**SET TASK 1**
Arrange the lines of the listing from the line containing "stone-pixel: [920, 340, 960, 360]" through the line containing "stone-pixel: [380, 220, 400, 240]", both included, as a JSON list of strings with one string per line and blank lines omitted.
----- SELECTED PASSAGE -----
Consolation lot at Kering. While the luxury group led by François-Henri Pinault had fallen by 7% in the fourth quarter of 2022, it has achieved a revenue increase of +1% on a comparable basis to 5.08 billion euros.

 

This is better than the Bloomberg and Facset consensus forecasts, which were expecting 5.065 billion euros and 5.02 billion euros instead. But it’s not as good as other major luxury players, such as Lvmh (+17%) and Hermès (+23%), which achieved double-digit growth in the first quarter. Kering, particularly Gucci, has benefited less from the Chinese recovery.

 

“Kering’s performance in the first quarter remains mixed, as we had anticipated,” admitted François-Henri Pinault, the group’s CEO. “The gradual improvement in activity throughout the period is encouraging, and we are working to increase the desirability of our brands and develop their visibility in key markets. The numerous initiatives undertaken by our Houses further strengthen their attractiveness and exclusivity and consolidate the foundations for profitable and sustainable growth.”

 

Stabilization for Gucci

 

The group’s flagship brand, Gucci, seems to have stopped its descent into hell. Indeed, it posted a slight growth of 1% in published and comparable data to 2.6 billion euros in the first quarter of 2023. This is a welcome stabilization after a 14% decline in the last quarter of 2022, dragged down by the still-troubled Chinese market.

 

But if its sales in the network of its own stores are up by +1% on a comparable basis in the first quarter of 2023, those in the wholesale channel are still down (-7%).

 

On the other hand, “all key product categories are growing, in particular handbags, the Valigeria collection (travel accessories) and women’s ready-to-wear.”

 

Contrasting performances

 

For its part, Yves Saint Laurent is also recovering, with revenues up +8% to 806 million euros, double that of Q4 2022 (+4%). The momentum is driven by sales from the company’s own network (+14%), the “excellent performance of leather goods and ready-to-wear,” and “the elevation strategy that is bearing fruit.”
-----
**SET TASK 2**
Answer these questions using the passage above on Kering's first-quarter results.
(a) What revenue figure did Kering reach for the quarter?
(b) By what percentage did Gucci's sales in the wholesale channel fall in the first quarter of 2023?
(c) What were Yves Saint Laurent's revenues, and by how much did they rise?
----- MATERIAL FOR THIS EXERCISE -----
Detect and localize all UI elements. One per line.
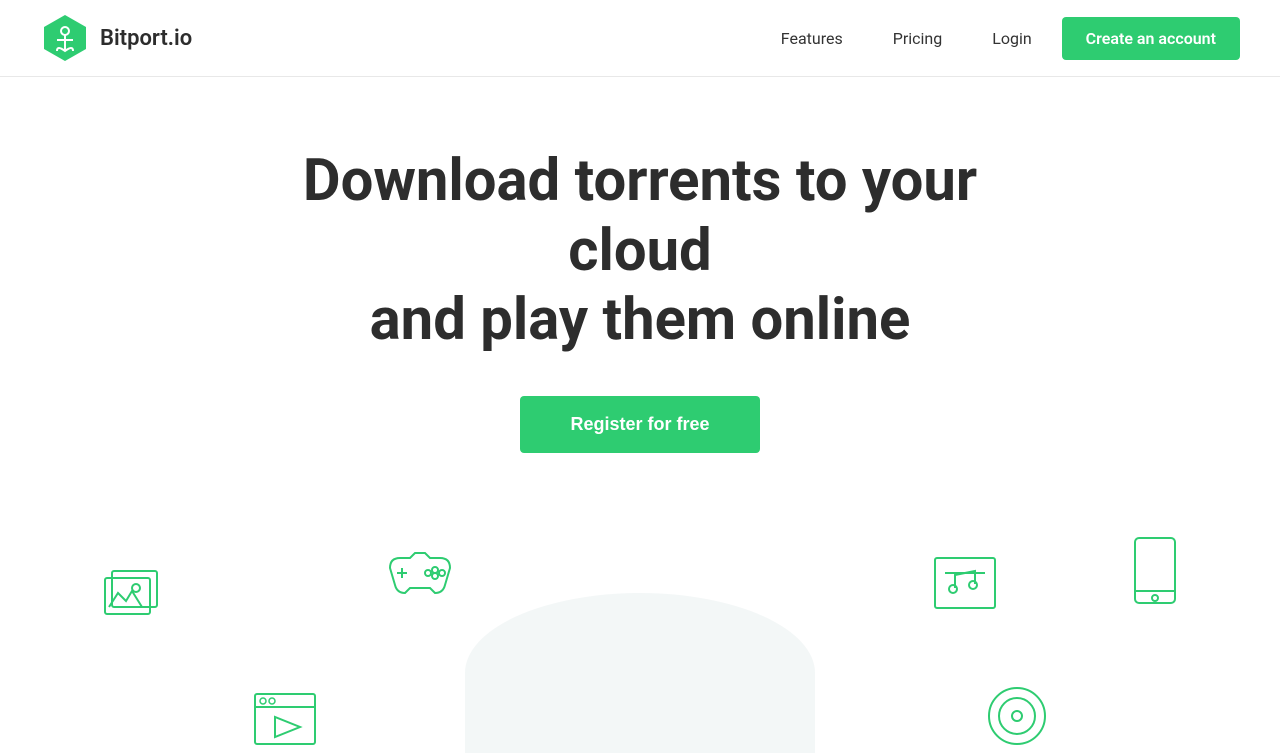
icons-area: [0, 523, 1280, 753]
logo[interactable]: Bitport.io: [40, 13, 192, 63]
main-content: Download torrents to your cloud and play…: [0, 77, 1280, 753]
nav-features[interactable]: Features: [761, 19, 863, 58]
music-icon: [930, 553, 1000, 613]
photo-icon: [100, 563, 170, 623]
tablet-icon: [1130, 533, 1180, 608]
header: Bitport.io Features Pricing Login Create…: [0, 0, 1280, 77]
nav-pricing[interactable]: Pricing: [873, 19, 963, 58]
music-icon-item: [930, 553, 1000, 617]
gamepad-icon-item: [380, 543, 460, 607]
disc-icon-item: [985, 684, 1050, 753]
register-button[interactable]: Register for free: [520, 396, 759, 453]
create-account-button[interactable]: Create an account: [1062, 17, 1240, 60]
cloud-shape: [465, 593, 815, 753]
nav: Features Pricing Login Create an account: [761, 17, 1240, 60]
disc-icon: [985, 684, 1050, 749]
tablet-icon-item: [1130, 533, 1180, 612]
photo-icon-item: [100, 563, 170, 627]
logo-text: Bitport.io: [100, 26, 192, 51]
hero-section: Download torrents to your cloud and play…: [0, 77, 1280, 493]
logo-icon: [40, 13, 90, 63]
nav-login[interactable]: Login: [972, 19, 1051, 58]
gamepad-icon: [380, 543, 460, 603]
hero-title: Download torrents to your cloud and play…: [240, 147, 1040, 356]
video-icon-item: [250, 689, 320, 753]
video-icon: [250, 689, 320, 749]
-----
----- MATERIAL FOR THIS EXERCISE -----
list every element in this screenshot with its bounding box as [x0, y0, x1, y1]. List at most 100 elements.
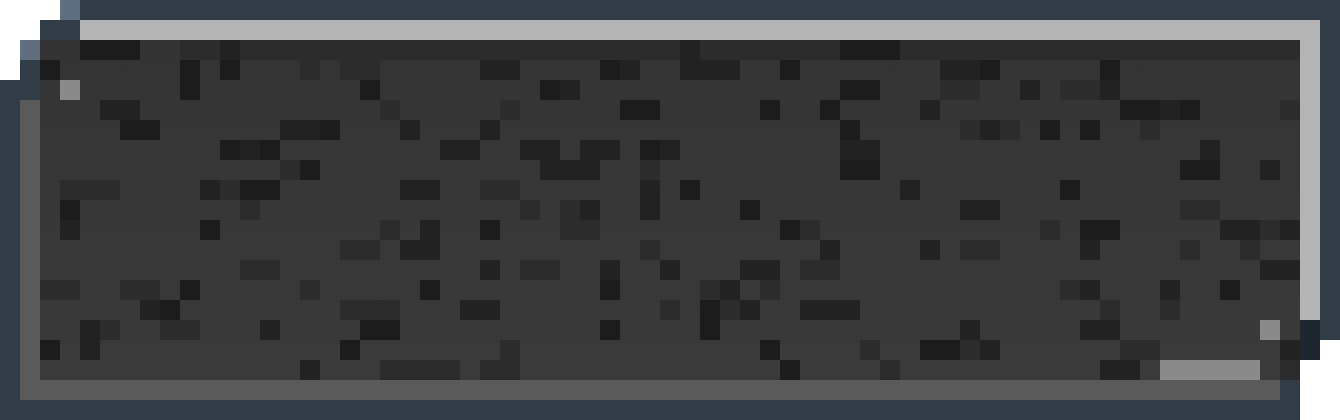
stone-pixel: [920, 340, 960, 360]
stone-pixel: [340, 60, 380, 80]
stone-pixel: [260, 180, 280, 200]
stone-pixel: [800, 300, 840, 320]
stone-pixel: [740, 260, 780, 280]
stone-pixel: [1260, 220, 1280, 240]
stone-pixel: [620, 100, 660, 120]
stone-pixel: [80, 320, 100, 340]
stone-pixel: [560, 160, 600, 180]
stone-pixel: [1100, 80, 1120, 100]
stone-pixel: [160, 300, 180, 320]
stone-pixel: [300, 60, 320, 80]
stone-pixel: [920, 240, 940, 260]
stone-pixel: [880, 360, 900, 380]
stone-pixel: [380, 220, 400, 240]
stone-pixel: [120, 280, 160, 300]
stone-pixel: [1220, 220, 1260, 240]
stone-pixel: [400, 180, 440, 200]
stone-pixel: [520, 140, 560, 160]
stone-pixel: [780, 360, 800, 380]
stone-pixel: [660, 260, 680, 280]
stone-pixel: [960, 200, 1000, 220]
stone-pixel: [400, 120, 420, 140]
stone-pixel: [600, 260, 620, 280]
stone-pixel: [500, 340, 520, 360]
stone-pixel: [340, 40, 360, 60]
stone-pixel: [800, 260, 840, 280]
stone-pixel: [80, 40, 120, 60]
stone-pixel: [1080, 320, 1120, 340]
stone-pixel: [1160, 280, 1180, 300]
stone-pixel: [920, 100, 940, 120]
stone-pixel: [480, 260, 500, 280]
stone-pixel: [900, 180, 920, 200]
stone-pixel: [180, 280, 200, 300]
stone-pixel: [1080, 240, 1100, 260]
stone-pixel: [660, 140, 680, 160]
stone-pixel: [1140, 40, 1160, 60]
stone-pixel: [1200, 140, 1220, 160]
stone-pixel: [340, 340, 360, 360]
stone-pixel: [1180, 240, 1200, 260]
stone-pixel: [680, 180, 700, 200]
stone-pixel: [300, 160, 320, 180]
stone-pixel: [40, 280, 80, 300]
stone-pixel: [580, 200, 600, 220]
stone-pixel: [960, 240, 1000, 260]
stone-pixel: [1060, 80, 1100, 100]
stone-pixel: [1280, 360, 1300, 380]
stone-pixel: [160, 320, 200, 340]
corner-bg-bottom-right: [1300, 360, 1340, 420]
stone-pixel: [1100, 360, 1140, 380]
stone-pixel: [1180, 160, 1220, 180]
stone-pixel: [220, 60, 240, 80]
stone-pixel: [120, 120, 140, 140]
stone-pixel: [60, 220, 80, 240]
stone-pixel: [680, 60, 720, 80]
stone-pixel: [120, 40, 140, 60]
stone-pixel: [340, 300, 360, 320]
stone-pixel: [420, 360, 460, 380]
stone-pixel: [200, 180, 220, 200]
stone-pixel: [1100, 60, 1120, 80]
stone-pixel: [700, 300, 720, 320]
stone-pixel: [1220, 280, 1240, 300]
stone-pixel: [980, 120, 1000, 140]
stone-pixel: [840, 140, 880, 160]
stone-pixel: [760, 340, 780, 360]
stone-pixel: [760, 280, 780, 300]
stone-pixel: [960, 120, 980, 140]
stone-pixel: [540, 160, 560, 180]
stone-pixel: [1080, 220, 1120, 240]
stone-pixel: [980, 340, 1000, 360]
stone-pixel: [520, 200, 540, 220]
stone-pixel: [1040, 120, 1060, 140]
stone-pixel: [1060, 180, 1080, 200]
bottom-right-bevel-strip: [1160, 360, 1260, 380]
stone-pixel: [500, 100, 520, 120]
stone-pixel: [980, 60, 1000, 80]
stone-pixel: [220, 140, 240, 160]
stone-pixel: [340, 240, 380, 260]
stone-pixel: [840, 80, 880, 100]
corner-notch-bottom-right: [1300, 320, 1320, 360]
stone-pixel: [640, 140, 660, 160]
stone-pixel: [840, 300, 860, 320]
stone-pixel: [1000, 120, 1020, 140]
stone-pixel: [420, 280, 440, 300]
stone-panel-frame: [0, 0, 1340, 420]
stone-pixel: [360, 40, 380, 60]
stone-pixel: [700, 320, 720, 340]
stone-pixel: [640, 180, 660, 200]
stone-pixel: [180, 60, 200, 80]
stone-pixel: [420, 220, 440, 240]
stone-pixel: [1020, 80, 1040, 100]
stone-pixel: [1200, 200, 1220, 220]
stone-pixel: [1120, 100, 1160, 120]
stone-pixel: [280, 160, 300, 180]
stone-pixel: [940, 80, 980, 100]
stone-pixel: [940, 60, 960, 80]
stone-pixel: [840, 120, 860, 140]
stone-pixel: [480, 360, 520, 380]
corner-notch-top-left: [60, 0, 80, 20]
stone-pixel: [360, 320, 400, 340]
-----
**TASK RESPONSE 1**
[
  "stone-pixel: [920, 340, 960, 360]",
  "stone-pixel: [340, 60, 380, 80]",
  "stone-pixel: [260, 180, 280, 200]",
  "stone-pixel: [800, 300, 840, 320]",
  "stone-pixel: [740, 260, 780, 280]",
  "stone-pixel: [1260, 220, 1280, 240]",
  "stone-pixel: [620, 100, 660, 120]",
  "stone-pixel: [80, 320, 100, 340]",
  "stone-pixel: [560, 160, 600, 180]",
  "stone-pixel: [1100, 80, 1120, 100]",
  "stone-pixel: [160, 300, 180, 320]",
  "stone-pixel: [300, 60, 320, 80]",
  "stone-pixel: [920, 240, 940, 260]",
  "stone-pixel: [880, 360, 900, 380]",
  "stone-pixel: [380, 220, 400, 240]"
]

**TASK RESPONSE 2**
(a) 5.08 billion euros
(b) 7%
(c) 806 million euros, up 8%